— begin —

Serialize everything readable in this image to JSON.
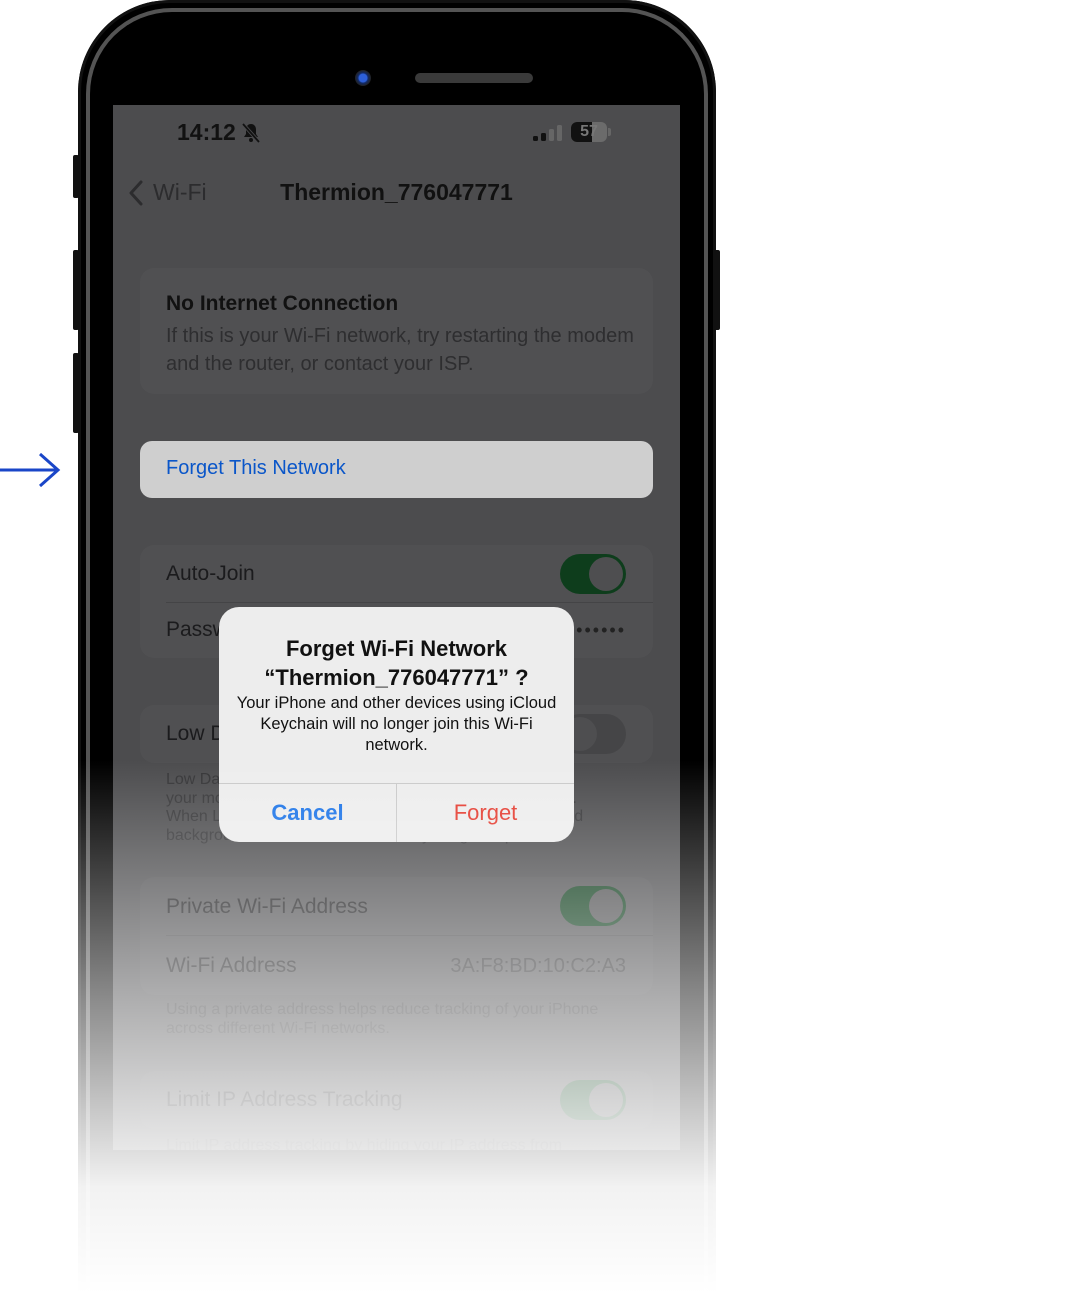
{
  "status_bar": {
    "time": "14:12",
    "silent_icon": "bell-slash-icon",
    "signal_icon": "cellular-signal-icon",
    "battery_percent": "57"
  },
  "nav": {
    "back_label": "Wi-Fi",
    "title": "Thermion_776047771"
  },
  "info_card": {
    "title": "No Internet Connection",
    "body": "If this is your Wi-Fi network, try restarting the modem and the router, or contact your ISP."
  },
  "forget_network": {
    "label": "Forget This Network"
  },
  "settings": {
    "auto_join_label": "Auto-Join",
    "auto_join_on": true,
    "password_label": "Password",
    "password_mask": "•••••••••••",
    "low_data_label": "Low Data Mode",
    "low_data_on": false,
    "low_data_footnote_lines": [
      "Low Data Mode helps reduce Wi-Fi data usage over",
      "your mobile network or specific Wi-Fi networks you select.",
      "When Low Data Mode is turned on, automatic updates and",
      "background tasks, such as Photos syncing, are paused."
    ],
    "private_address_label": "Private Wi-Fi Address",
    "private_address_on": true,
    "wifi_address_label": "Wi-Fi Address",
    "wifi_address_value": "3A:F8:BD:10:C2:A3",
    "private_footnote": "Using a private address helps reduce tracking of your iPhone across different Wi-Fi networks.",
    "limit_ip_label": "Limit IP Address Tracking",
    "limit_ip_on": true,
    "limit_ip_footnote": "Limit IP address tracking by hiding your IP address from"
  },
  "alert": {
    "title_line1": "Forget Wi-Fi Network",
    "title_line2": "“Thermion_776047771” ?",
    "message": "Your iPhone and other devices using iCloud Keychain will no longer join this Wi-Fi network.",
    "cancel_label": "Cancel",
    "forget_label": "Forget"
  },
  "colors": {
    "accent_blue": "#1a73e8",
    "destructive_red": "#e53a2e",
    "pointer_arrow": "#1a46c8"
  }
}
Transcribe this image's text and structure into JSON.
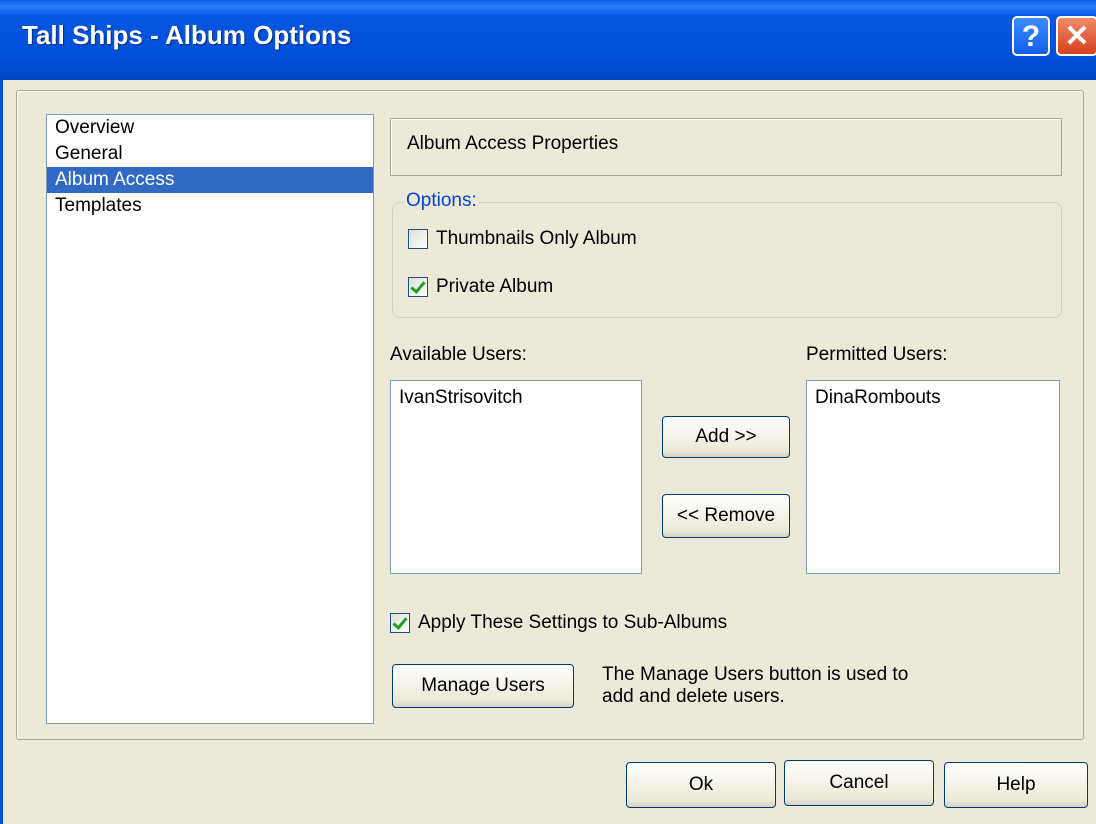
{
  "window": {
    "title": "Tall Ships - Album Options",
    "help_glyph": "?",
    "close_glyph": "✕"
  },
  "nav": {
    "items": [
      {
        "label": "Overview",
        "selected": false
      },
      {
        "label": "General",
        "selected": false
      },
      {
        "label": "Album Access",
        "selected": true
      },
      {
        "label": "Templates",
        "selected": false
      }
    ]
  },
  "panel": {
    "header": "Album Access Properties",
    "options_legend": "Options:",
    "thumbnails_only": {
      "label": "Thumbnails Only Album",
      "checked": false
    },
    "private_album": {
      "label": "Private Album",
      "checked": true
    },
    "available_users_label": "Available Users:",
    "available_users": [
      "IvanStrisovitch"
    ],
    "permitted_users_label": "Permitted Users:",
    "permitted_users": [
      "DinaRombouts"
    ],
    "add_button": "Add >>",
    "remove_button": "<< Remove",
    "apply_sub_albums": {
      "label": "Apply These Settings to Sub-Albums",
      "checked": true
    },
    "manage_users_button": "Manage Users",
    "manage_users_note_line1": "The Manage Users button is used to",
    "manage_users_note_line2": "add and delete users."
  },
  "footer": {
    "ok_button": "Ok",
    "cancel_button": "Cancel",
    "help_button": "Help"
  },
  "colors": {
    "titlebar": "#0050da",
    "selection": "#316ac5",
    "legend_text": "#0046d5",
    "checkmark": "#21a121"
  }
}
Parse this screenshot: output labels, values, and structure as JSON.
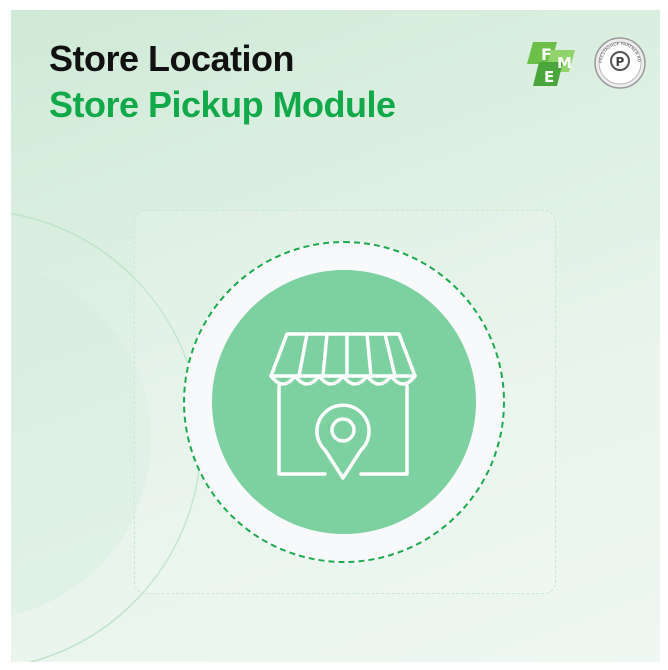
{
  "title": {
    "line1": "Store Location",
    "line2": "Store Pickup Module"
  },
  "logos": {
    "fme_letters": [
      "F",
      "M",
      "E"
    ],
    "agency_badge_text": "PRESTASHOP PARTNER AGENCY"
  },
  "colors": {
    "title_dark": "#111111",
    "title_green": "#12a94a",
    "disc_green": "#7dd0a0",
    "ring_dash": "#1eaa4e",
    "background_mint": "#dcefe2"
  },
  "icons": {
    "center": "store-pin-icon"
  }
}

— end —

* _What is being asked_
With pictures omitted, reproduce exactly the lines from the line containing "Parse this screenshot: output" through the end of the data above.

* _Reply_
Parse this screenshot: output labels, values, and structure as JSON.
{
  "title": {
    "line1": "Store Location",
    "line2": "Store Pickup Module"
  },
  "logos": {
    "fme_letters": [
      "F",
      "M",
      "E"
    ],
    "agency_badge_text": "PRESTASHOP PARTNER AGENCY"
  },
  "colors": {
    "title_dark": "#111111",
    "title_green": "#12a94a",
    "disc_green": "#7dd0a0",
    "ring_dash": "#1eaa4e",
    "background_mint": "#dcefe2"
  },
  "icons": {
    "center": "store-pin-icon"
  }
}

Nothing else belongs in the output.